#### RECORDED INFORMATION

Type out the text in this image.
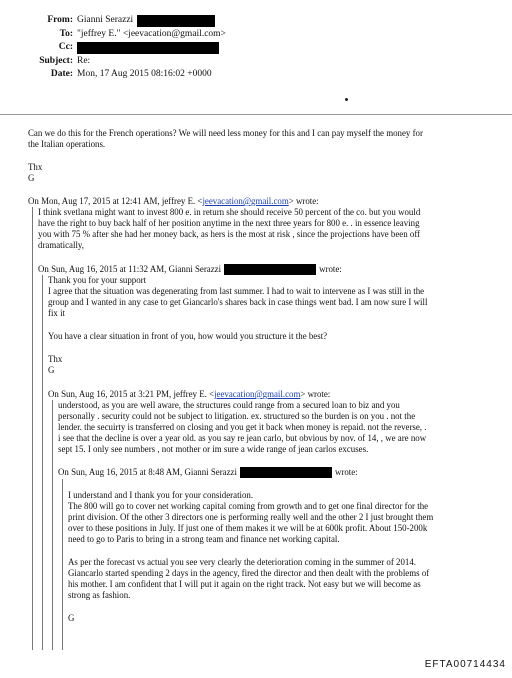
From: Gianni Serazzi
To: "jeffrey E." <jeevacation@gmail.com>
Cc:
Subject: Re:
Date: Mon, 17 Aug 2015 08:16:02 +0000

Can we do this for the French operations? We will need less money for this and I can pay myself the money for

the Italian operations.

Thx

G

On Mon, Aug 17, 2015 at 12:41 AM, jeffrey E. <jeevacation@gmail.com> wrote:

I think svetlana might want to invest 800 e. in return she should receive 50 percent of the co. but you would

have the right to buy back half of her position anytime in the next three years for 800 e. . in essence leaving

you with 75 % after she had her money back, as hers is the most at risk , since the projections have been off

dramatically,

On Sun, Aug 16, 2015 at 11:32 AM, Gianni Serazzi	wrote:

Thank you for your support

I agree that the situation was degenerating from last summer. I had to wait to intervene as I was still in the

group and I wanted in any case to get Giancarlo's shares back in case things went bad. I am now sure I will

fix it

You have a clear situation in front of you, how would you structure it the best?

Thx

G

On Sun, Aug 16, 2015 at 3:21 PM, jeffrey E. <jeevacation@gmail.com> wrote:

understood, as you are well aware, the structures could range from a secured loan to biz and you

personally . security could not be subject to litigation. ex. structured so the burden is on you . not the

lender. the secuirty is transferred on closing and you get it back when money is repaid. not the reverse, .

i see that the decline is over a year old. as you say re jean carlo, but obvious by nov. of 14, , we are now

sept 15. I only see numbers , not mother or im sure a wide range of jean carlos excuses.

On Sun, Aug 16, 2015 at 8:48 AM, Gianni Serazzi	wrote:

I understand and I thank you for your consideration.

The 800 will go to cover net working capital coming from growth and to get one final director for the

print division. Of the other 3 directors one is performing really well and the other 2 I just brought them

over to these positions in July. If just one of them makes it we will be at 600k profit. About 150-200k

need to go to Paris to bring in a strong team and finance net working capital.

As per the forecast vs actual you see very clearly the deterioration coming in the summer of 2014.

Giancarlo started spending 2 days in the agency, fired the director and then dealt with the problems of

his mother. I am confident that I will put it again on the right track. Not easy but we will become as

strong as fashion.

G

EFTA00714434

########

CHALLENGE :: Print every entry exactly as written, without the pictures.

WRITTEN RESPONSE ::
Type out the text in this image.
From: Gianni Serazzi
To: "jeffrey E." <jeevacation@gmail.com>
Cc:
Subject: Re:
Date: Mon, 17 Aug 2015 08:16:02 +0000

Can we do this for the French operations? We will need less money for this and I can pay myself the money for

the Italian operations.

Thx

G

On Mon, Aug 17, 2015 at 12:41 AM, jeffrey E. <jeevacation@gmail.com> wrote:

I think svetlana might want to invest 800 e. in return she should receive 50 percent of the co. but you would

have the right to buy back half of her position anytime in the next three years for 800 e. . in essence leaving

you with 75 % after she had her money back, as hers is the most at risk , since the projections have been off

dramatically,

On Sun, Aug 16, 2015 at 11:32 AM, Gianni Serazzi	wrote:

Thank you for your support

I agree that the situation was degenerating from last summer. I had to wait to intervene as I was still in the

group and I wanted in any case to get Giancarlo's shares back in case things went bad. I am now sure I will

fix it

You have a clear situation in front of you, how would you structure it the best?

Thx

G

On Sun, Aug 16, 2015 at 3:21 PM, jeffrey E. <jeevacation@gmail.com> wrote:

understood, as you are well aware, the structures could range from a secured loan to biz and you

personally . security could not be subject to litigation. ex. structured so the burden is on you . not the

lender. the secuirty is transferred on closing and you get it back when money is repaid. not the reverse, .

i see that the decline is over a year old. as you say re jean carlo, but obvious by nov. of 14, , we are now

sept 15. I only see numbers , not mother or im sure a wide range of jean carlos excuses.

On Sun, Aug 16, 2015 at 8:48 AM, Gianni Serazzi	wrote:

I understand and I thank you for your consideration.

The 800 will go to cover net working capital coming from growth and to get one final director for the

print division. Of the other 3 directors one is performing really well and the other 2 I just brought them

over to these positions in July. If just one of them makes it we will be at 600k profit. About 150-200k

need to go to Paris to bring in a strong team and finance net working capital.

As per the forecast vs actual you see very clearly the deterioration coming in the summer of 2014.

Giancarlo started spending 2 days in the agency, fired the director and then dealt with the problems of

his mother. I am confident that I will put it again on the right track. Not easy but we will become as

strong as fashion.

G

EFTA00714434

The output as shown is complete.